Extracts from a graphics dataset:
·····

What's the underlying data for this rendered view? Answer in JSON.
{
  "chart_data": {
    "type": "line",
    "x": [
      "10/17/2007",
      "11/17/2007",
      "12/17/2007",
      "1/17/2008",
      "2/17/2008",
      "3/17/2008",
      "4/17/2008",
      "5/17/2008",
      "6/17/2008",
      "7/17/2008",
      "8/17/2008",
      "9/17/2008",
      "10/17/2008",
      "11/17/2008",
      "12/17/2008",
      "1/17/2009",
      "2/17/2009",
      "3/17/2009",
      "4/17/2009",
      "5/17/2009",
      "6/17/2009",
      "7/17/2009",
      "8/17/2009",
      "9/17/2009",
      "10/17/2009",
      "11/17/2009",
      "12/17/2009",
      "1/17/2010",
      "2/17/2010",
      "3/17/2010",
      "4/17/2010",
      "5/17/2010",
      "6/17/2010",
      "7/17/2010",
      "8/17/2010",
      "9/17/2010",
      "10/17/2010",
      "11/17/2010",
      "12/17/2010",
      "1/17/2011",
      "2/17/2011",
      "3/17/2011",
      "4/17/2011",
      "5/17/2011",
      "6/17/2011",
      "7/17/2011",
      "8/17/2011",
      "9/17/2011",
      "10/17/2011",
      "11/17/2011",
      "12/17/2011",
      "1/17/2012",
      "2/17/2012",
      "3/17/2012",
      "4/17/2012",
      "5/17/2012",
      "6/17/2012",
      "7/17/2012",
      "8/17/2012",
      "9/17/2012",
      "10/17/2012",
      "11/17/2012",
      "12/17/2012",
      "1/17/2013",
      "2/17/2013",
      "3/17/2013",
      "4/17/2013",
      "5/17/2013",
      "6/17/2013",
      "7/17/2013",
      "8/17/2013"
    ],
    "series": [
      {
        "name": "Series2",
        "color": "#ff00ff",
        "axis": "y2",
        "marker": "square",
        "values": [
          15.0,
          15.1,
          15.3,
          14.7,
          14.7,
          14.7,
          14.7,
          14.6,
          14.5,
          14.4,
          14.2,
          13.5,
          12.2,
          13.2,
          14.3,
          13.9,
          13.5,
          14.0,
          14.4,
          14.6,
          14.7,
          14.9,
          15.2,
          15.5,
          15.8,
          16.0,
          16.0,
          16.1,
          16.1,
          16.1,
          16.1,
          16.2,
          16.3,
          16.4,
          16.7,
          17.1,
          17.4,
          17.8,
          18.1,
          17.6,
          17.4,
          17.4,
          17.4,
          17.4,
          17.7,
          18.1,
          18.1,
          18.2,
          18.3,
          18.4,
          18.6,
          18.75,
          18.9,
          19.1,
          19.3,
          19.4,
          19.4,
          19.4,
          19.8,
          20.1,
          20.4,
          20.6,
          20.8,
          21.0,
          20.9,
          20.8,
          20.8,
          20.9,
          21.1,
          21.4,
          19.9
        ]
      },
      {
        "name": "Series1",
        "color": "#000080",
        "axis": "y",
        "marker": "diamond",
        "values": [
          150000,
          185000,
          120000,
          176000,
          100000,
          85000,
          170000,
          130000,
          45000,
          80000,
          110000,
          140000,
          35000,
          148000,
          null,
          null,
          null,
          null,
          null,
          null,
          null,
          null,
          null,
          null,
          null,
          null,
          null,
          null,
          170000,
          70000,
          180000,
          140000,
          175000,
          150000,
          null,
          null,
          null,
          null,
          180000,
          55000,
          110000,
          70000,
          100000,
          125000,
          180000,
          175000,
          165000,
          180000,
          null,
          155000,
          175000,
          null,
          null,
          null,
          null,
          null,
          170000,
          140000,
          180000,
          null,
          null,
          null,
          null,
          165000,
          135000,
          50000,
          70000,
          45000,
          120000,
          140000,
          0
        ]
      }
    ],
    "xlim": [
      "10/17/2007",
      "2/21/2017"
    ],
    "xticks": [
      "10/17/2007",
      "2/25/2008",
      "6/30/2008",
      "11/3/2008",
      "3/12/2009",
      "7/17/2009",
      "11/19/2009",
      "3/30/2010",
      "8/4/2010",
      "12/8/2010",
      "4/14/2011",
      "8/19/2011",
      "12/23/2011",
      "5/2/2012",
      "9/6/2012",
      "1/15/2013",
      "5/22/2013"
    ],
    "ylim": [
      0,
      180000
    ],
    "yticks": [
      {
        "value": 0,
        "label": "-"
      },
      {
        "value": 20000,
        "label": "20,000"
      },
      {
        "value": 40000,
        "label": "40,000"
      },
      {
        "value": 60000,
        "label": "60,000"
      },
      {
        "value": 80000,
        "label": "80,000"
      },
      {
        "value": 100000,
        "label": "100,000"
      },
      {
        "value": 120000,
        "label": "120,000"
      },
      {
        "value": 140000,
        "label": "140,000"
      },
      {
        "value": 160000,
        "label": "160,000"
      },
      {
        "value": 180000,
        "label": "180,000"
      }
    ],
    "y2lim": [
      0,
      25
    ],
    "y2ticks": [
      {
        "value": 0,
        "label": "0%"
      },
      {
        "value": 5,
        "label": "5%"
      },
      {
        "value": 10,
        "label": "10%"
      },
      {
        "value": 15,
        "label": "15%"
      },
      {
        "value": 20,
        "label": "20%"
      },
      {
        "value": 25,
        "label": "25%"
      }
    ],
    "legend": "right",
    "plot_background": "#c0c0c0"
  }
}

·····

From the listing above, extract every line exactly as it stands.

→ **EXERCISE RESPONSE**:
What's the underlying data for this rendered view? Answer in JSON.
{
  "chart_data": {
    "type": "line",
    "x": [
      "10/17/2007",
      "11/17/2007",
      "12/17/2007",
      "1/17/2008",
      "2/17/2008",
      "3/17/2008",
      "4/17/2008",
      "5/17/2008",
      "6/17/2008",
      "7/17/2008",
      "8/17/2008",
      "9/17/2008",
      "10/17/2008",
      "11/17/2008",
      "12/17/2008",
      "1/17/2009",
      "2/17/2009",
      "3/17/2009",
      "4/17/2009",
      "5/17/2009",
      "6/17/2009",
      "7/17/2009",
      "8/17/2009",
      "9/17/2009",
      "10/17/2009",
      "11/17/2009",
      "12/17/2009",
      "1/17/2010",
      "2/17/2010",
      "3/17/2010",
      "4/17/2010",
      "5/17/2010",
      "6/17/2010",
      "7/17/2010",
      "8/17/2010",
      "9/17/2010",
      "10/17/2010",
      "11/17/2010",
      "12/17/2010",
      "1/17/2011",
      "2/17/2011",
      "3/17/2011",
      "4/17/2011",
      "5/17/2011",
      "6/17/2011",
      "7/17/2011",
      "8/17/2011",
      "9/17/2011",
      "10/17/2011",
      "11/17/2011",
      "12/17/2011",
      "1/17/2012",
      "2/17/2012",
      "3/17/2012",
      "4/17/2012",
      "5/17/2012",
      "6/17/2012",
      "7/17/2012",
      "8/17/2012",
      "9/17/2012",
      "10/17/2012",
      "11/17/2012",
      "12/17/2012",
      "1/17/2013",
      "2/17/2013",
      "3/17/2013",
      "4/17/2013",
      "5/17/2013",
      "6/17/2013",
      "7/17/2013",
      "8/17/2013"
    ],
    "series": [
      {
        "name": "Series2",
        "color": "#ff00ff",
        "axis": "y2",
        "marker": "square",
        "values": [
          15.0,
          15.1,
          15.3,
          14.7,
          14.7,
          14.7,
          14.7,
          14.6,
          14.5,
          14.4,
          14.2,
          13.5,
          12.2,
          13.2,
          14.3,
          13.9,
          13.5,
          14.0,
          14.4,
          14.6,
          14.7,
          14.9,
          15.2,
          15.5,
          15.8,
          16.0,
          16.0,
          16.1,
          16.1,
          16.1,
          16.1,
          16.2,
          16.3,
          16.4,
          16.7,
          17.1,
          17.4,
          17.8,
          18.1,
          17.6,
          17.4,
          17.4,
          17.4,
          17.4,
          17.7,
          18.1,
          18.1,
          18.2,
          18.3,
          18.4,
          18.6,
          18.75,
          18.9,
          19.1,
          19.3,
          19.4,
          19.4,
          19.4,
          19.8,
          20.1,
          20.4,
          20.6,
          20.8,
          21.0,
          20.9,
          20.8,
          20.8,
          20.9,
          21.1,
          21.4,
          19.9
        ]
      },
      {
        "name": "Series1",
        "color": "#000080",
        "axis": "y",
        "marker": "diamond",
        "values": [
          150000,
          185000,
          120000,
          176000,
          100000,
          85000,
          170000,
          130000,
          45000,
          80000,
          110000,
          140000,
          35000,
          148000,
          null,
          null,
          null,
          null,
          null,
          null,
          null,
          null,
          null,
          null,
          null,
          null,
          null,
          null,
          170000,
          70000,
          180000,
          140000,
          175000,
          150000,
          null,
          null,
          null,
          null,
          180000,
          55000,
          110000,
          70000,
          100000,
          125000,
          180000,
          175000,
          165000,
          180000,
          null,
          155000,
          175000,
          null,
          null,
          null,
          null,
          null,
          170000,
          140000,
          180000,
          null,
          null,
          null,
          null,
          165000,
          135000,
          50000,
          70000,
          45000,
          120000,
          140000,
          0
        ]
      }
    ],
    "xlim": [
      "10/17/2007",
      "2/21/2017"
    ],
    "xticks": [
      "10/17/2007",
      "2/25/2008",
      "6/30/2008",
      "11/3/2008",
      "3/12/2009",
      "7/17/2009",
      "11/19/2009",
      "3/30/2010",
      "8/4/2010",
      "12/8/2010",
      "4/14/2011",
      "8/19/2011",
      "12/23/2011",
      "5/2/2012",
      "9/6/2012",
      "1/15/2013",
      "5/22/2013"
    ],
    "ylim": [
      0,
      180000
    ],
    "yticks": [
      {
        "value": 0,
        "label": "-"
      },
      {
        "value": 20000,
        "label": "20,000"
      },
      {
        "value": 40000,
        "label": "40,000"
      },
      {
        "value": 60000,
        "label": "60,000"
      },
      {
        "value": 80000,
        "label": "80,000"
      },
      {
        "value": 100000,
        "label": "100,000"
      },
      {
        "value": 120000,
        "label": "120,000"
      },
      {
        "value": 140000,
        "label": "140,000"
      },
      {
        "value": 160000,
        "label": "160,000"
      },
      {
        "value": 180000,
        "label": "180,000"
      }
    ],
    "y2lim": [
      0,
      25
    ],
    "y2ticks": [
      {
        "value": 0,
        "label": "0%"
      },
      {
        "value": 5,
        "label": "5%"
      },
      {
        "value": 10,
        "label": "10%"
      },
      {
        "value": 15,
        "label": "15%"
      },
      {
        "value": 20,
        "label": "20%"
      },
      {
        "value": 25,
        "label": "25%"
      }
    ],
    "legend": "right",
    "plot_background": "#c0c0c0"
  }
}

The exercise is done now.